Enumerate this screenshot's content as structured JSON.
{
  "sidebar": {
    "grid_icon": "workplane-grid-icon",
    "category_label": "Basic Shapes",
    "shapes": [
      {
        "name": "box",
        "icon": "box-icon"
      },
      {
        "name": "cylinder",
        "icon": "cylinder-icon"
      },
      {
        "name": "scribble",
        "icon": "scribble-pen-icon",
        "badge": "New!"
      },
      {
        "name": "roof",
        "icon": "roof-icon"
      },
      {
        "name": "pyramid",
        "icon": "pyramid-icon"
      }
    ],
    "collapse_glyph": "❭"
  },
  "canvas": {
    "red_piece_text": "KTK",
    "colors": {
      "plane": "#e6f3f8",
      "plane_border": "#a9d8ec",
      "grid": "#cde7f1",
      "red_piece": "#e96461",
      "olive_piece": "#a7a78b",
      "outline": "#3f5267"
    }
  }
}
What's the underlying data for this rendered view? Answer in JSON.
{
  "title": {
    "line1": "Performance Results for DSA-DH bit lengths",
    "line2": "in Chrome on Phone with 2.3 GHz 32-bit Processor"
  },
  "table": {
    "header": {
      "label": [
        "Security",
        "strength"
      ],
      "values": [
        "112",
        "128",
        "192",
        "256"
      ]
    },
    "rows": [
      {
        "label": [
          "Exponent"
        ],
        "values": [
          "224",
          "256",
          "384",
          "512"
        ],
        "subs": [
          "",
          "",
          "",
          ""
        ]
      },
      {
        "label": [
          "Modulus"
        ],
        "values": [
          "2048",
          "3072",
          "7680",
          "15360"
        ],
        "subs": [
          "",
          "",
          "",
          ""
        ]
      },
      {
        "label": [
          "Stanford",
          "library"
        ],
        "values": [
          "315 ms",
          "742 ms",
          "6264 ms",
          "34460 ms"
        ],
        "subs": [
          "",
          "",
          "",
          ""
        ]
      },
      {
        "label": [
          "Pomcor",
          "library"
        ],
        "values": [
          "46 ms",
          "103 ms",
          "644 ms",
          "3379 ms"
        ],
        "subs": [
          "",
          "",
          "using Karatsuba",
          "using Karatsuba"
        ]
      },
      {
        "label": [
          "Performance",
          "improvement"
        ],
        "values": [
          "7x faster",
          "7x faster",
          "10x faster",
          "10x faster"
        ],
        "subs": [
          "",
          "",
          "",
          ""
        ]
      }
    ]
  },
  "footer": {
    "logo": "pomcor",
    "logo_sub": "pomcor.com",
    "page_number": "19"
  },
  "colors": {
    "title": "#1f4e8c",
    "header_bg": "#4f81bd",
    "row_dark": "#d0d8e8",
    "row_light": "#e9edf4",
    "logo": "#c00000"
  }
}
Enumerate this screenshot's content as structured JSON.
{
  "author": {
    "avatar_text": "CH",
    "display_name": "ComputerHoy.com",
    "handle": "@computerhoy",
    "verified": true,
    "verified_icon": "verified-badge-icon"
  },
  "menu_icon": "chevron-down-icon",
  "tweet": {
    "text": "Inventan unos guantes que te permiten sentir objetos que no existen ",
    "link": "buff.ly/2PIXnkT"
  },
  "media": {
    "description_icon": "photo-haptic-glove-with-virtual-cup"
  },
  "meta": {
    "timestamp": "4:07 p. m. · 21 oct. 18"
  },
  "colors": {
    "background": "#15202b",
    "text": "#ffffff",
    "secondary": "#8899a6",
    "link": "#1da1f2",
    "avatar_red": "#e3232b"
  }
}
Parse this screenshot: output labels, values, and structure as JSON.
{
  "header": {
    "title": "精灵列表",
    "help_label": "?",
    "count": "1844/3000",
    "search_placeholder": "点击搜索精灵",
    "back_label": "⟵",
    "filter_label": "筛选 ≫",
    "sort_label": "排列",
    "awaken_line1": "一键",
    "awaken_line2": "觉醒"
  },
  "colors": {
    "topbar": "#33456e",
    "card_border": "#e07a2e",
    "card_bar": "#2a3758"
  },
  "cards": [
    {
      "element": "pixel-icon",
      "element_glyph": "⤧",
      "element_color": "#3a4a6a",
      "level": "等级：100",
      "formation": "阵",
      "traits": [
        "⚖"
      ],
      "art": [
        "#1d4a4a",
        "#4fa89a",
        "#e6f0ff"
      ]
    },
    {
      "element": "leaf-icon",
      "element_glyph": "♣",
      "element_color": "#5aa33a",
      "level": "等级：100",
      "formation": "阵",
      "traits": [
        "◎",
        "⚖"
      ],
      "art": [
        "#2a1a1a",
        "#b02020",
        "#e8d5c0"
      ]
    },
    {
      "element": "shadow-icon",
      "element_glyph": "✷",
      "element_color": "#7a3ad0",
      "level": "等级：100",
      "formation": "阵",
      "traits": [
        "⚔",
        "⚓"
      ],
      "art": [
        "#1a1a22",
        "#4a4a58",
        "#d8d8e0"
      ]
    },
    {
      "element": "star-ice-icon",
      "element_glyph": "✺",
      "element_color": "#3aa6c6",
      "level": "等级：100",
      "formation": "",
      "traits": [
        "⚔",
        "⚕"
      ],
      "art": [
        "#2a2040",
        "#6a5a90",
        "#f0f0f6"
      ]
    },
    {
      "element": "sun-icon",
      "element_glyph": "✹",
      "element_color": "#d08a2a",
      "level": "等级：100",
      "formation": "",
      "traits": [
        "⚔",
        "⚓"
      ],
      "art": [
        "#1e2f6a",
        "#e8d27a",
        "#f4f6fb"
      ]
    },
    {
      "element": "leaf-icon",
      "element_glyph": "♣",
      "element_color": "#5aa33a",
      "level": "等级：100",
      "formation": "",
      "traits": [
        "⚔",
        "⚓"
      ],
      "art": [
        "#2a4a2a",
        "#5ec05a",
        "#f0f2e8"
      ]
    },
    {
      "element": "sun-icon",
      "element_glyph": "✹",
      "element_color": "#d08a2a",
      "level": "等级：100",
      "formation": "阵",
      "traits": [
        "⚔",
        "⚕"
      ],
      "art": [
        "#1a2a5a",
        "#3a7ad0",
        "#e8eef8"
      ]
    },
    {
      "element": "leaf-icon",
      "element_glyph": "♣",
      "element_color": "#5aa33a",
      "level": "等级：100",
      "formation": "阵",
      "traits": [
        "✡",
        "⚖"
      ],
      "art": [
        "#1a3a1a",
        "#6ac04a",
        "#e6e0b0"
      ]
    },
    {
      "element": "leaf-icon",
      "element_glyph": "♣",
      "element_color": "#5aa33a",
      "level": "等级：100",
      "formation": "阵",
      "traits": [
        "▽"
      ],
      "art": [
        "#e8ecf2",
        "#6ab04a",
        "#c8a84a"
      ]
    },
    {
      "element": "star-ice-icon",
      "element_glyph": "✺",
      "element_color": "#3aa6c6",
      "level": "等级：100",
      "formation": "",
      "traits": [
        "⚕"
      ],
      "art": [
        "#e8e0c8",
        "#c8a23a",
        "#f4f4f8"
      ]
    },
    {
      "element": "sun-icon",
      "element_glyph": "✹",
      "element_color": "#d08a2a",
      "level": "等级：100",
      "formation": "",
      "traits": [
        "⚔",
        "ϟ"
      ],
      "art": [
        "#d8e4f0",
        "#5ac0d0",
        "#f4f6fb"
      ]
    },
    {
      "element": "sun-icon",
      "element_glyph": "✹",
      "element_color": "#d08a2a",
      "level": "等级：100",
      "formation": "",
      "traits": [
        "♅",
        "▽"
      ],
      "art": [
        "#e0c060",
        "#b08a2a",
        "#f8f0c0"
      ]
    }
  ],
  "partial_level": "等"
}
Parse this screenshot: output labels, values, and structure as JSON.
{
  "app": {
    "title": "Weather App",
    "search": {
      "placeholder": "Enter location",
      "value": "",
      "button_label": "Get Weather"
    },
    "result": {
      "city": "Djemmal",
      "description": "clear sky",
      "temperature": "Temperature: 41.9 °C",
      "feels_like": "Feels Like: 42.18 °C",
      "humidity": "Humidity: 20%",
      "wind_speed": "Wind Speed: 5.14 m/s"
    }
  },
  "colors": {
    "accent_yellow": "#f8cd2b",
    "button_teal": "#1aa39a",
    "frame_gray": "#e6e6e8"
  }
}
---*---
* TASK PROMPT:
Check each line of the records above for "badge", and copy those that have it.

* FINAL ANSWER:
        "badge": "New!"
    "verified_icon": "verified-badge-icon"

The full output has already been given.